---------- Exercise inputs ----------

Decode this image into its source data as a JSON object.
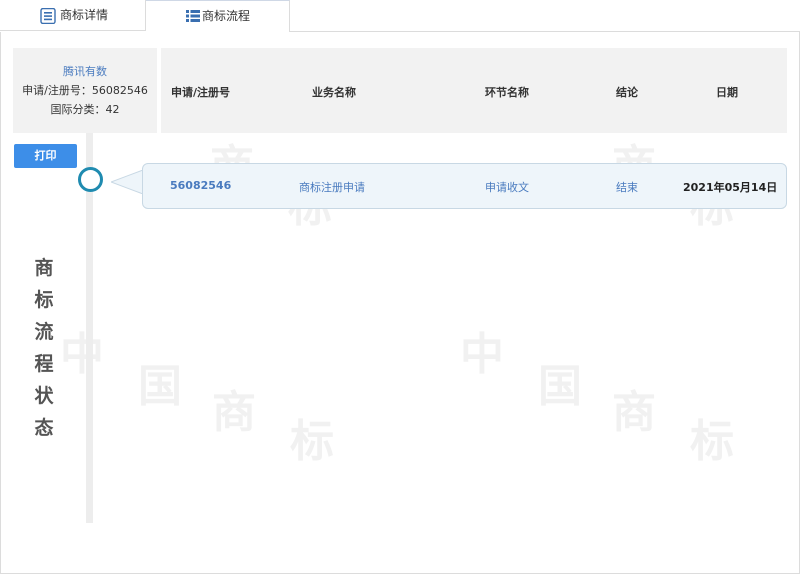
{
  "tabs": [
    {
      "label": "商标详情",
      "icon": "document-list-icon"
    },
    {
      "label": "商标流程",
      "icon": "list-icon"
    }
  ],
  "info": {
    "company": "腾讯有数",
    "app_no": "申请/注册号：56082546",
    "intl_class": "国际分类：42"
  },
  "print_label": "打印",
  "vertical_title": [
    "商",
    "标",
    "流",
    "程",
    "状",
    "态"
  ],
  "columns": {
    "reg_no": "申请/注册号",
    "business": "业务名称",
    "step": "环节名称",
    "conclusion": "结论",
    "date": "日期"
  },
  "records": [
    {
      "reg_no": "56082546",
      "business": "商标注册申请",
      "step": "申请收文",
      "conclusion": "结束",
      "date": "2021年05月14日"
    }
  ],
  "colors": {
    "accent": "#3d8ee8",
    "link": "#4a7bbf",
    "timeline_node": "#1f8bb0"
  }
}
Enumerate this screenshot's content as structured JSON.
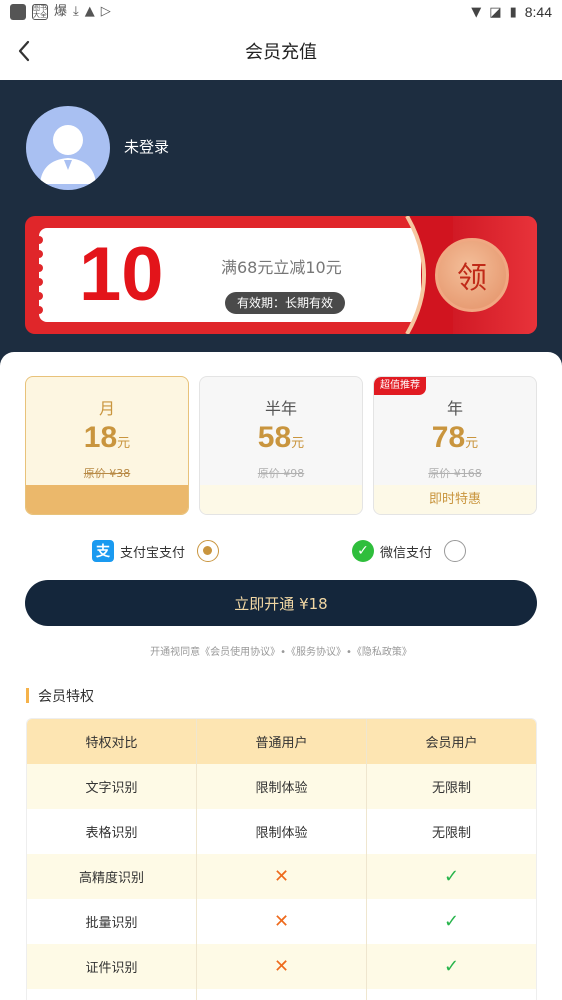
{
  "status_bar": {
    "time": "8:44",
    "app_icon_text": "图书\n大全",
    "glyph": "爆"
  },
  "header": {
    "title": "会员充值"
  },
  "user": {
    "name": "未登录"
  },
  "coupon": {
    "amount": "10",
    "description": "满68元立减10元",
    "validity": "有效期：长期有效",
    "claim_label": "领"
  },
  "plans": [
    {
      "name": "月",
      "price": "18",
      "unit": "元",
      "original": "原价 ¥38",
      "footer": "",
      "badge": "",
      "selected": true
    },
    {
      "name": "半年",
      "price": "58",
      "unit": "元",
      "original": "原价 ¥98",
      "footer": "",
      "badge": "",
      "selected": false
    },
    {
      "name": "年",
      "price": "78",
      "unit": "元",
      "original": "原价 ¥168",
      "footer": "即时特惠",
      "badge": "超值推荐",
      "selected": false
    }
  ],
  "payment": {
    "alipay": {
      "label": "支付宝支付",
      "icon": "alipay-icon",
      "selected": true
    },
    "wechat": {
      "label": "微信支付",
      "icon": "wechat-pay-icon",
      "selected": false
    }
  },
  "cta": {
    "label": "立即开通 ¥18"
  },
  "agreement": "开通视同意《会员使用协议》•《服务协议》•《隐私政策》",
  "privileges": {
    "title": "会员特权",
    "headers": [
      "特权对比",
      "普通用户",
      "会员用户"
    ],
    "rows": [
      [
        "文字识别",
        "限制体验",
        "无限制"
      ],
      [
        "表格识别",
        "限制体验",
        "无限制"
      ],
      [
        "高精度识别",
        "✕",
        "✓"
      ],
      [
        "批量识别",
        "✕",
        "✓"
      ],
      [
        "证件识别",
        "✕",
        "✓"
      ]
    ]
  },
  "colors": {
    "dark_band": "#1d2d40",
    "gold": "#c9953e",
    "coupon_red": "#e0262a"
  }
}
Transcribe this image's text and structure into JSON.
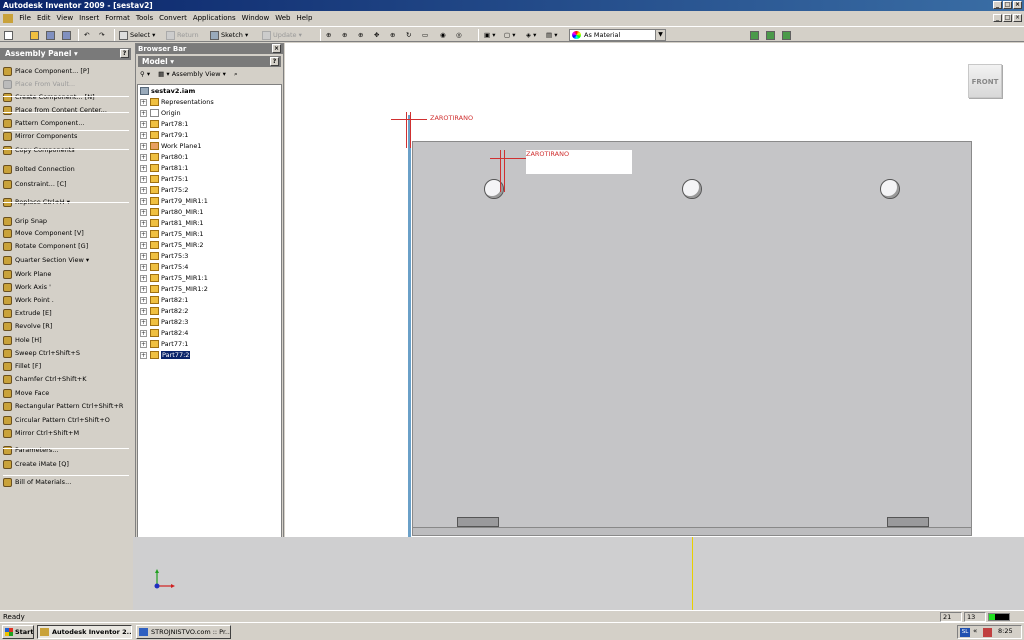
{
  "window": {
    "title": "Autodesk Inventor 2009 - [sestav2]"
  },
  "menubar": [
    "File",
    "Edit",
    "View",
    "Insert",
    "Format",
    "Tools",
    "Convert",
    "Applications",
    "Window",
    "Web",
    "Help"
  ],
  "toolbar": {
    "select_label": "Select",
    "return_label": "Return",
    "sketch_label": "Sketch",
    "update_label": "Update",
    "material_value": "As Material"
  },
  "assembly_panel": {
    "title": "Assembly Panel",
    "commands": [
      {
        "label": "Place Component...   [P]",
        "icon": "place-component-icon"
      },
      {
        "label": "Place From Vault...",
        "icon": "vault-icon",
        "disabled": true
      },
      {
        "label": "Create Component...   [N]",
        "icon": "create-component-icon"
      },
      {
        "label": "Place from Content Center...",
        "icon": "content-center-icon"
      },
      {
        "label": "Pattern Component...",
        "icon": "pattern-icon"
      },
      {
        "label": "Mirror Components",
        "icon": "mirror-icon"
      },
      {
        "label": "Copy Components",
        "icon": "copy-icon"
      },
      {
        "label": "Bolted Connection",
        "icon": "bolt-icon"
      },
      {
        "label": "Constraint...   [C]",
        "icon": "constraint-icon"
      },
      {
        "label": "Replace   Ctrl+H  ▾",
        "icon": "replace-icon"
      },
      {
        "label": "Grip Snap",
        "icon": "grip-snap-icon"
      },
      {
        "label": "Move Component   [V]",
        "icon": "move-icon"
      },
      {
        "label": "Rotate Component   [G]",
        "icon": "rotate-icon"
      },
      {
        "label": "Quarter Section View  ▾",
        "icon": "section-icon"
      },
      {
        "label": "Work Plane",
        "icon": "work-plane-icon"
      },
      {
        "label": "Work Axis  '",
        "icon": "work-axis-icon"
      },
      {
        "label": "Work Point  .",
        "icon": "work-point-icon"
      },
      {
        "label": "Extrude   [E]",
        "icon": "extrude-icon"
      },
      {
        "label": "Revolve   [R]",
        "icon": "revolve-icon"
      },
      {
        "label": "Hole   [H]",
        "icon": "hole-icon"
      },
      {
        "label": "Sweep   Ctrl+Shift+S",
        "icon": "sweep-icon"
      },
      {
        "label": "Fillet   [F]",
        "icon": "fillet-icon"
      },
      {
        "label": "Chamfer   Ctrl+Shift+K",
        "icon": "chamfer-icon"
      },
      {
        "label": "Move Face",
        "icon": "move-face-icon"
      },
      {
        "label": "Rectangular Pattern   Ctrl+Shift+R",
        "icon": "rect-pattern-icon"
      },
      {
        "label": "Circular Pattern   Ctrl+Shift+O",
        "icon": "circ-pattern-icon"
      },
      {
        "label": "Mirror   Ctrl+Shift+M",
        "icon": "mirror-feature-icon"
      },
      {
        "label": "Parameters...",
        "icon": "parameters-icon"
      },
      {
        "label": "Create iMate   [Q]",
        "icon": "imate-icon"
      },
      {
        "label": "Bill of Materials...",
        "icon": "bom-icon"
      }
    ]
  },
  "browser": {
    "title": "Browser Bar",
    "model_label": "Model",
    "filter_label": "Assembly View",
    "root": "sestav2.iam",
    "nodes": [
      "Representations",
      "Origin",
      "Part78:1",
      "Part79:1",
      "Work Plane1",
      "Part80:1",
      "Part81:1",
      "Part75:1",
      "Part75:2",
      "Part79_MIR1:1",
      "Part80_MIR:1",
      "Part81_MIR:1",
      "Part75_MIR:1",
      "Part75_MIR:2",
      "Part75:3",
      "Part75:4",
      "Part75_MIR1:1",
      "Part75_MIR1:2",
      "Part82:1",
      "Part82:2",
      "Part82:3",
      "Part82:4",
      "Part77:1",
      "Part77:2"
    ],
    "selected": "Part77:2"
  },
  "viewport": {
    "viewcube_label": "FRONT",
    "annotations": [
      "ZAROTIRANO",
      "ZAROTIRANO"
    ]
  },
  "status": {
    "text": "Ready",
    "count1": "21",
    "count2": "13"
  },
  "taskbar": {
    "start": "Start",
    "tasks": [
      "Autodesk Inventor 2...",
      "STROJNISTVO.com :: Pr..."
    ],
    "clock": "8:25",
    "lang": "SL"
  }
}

----------
---------- Exercise inputs ----------

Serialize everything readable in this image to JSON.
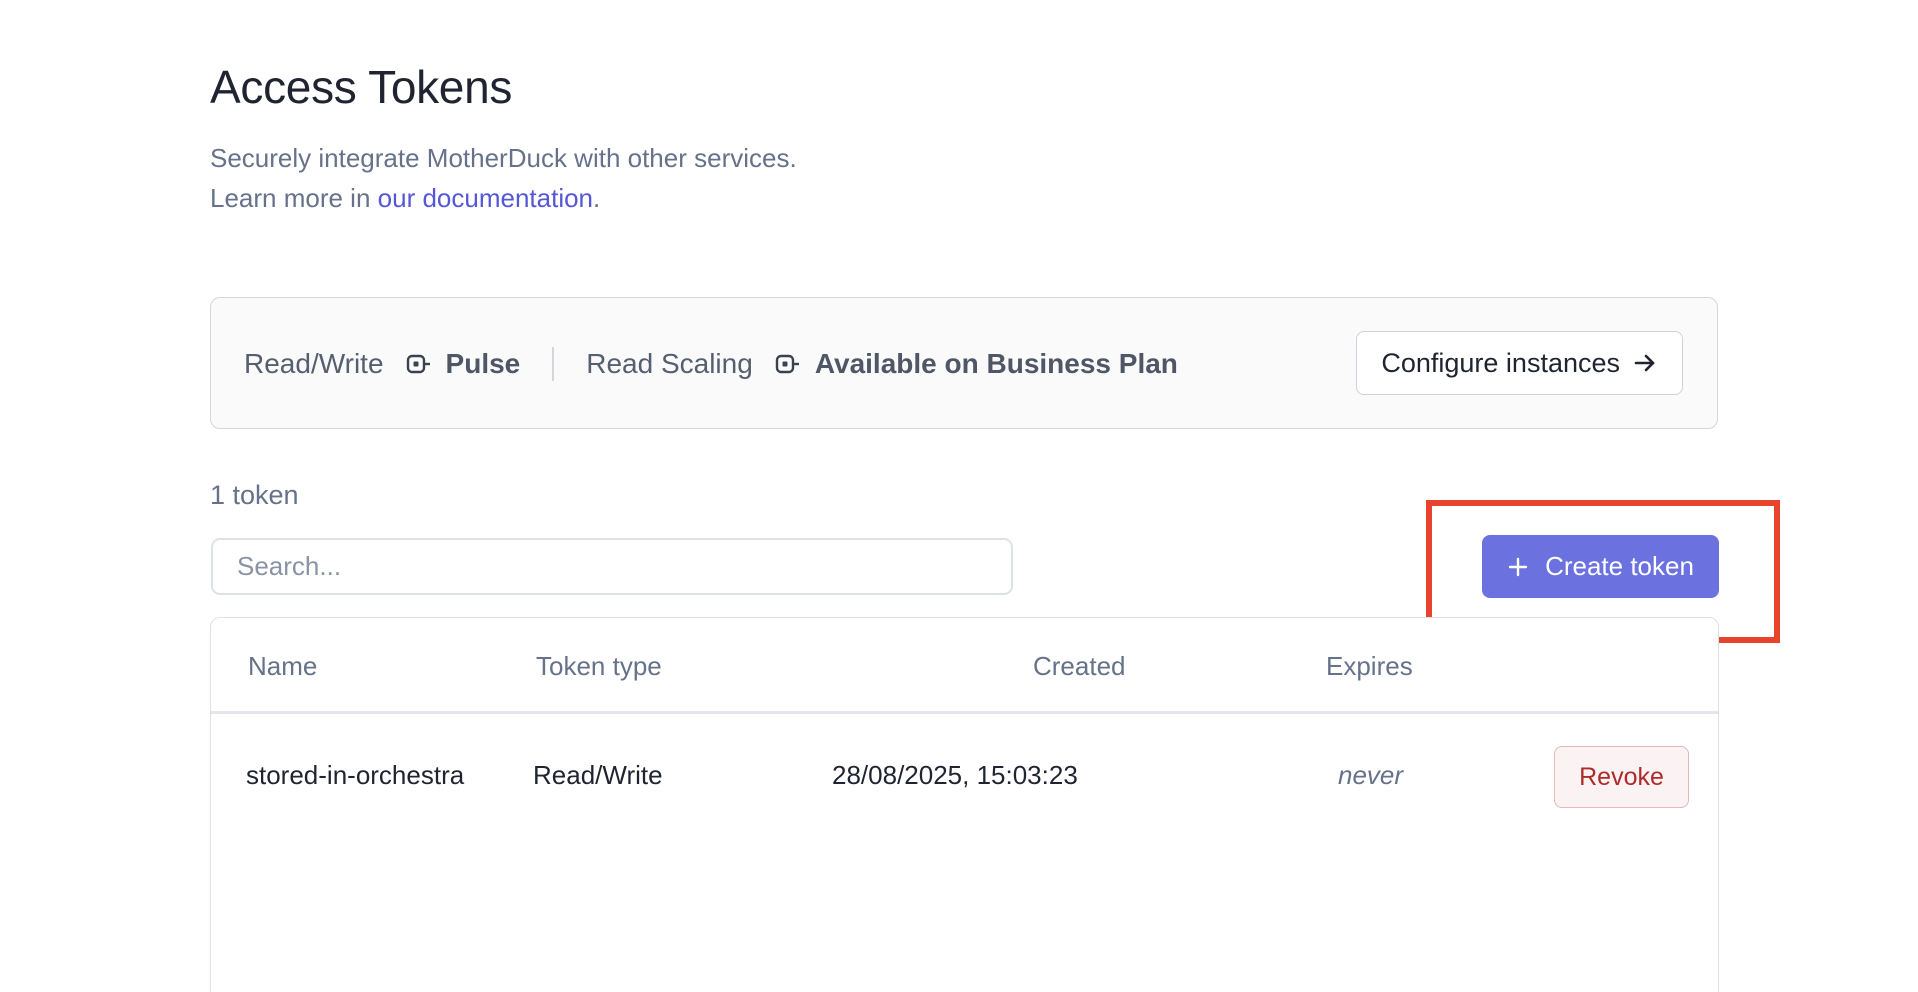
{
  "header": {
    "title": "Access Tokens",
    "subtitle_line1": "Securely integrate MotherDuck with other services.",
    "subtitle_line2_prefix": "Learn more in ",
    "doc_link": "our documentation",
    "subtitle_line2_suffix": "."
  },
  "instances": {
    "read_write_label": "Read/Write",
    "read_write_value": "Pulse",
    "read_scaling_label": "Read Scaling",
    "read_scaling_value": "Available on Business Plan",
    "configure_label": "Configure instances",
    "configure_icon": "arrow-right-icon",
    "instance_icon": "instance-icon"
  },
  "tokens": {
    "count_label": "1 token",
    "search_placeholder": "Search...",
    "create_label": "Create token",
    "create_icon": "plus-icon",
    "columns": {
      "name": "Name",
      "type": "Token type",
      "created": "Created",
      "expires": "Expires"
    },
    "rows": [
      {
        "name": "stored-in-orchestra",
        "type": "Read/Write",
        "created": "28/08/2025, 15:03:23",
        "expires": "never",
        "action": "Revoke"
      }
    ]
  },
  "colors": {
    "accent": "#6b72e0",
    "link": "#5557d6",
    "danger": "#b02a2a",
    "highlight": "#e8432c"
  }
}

----------
---------- Exercise inputs ----------

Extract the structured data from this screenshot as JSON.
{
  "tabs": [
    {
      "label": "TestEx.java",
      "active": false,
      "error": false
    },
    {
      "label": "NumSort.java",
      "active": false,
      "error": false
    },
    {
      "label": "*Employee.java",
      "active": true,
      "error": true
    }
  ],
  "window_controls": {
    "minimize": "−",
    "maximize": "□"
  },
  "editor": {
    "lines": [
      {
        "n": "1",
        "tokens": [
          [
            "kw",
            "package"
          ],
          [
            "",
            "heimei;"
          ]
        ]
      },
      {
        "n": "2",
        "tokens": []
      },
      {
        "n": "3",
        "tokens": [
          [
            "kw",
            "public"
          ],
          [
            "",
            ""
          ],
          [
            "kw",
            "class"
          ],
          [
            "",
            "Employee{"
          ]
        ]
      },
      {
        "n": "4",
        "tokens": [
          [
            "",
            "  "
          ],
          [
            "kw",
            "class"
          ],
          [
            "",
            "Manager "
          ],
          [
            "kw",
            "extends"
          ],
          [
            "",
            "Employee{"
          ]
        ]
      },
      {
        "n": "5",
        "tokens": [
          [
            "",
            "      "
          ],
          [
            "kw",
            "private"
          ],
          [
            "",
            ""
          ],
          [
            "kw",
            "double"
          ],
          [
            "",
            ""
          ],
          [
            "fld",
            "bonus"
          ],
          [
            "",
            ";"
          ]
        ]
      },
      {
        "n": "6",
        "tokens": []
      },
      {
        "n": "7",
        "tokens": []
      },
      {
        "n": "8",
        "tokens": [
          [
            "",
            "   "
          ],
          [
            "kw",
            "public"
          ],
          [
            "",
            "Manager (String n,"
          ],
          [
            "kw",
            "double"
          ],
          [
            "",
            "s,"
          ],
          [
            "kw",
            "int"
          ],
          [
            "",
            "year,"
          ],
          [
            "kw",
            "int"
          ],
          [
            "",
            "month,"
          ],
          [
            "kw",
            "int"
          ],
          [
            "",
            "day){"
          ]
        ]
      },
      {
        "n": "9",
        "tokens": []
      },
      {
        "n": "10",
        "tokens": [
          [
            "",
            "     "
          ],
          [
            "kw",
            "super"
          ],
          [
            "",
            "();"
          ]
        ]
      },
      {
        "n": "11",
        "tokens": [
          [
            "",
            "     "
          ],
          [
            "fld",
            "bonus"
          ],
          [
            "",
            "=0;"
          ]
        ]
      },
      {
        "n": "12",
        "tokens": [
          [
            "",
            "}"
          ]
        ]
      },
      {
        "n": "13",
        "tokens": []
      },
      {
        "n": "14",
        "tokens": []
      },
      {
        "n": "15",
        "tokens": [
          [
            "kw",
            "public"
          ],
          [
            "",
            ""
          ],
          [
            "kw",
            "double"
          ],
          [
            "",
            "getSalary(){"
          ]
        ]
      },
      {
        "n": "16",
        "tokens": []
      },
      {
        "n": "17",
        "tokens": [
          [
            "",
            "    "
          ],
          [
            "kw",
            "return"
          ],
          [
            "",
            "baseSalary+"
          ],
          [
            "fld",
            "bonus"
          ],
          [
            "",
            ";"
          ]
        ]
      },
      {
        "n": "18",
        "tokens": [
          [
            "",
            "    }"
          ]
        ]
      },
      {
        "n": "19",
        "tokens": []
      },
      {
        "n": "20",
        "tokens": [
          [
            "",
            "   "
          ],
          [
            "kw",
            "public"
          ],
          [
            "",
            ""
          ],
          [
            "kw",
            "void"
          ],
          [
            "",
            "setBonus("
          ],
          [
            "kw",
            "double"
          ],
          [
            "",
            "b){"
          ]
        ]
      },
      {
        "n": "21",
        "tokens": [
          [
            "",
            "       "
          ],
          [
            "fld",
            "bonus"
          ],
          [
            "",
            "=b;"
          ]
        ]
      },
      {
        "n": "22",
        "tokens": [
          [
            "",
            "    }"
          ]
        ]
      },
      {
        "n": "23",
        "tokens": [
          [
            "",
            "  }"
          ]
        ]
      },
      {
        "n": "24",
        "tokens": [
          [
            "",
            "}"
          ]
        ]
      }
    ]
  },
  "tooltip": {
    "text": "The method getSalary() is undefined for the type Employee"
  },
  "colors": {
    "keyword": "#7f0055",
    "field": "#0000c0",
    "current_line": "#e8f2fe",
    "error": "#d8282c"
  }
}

----------

Task details » Pull out each line of the entries that contains "original".

Response »
      "original": "原价 ¥38",
      "original": "原价 ¥98",
      "original": "原价 ¥168",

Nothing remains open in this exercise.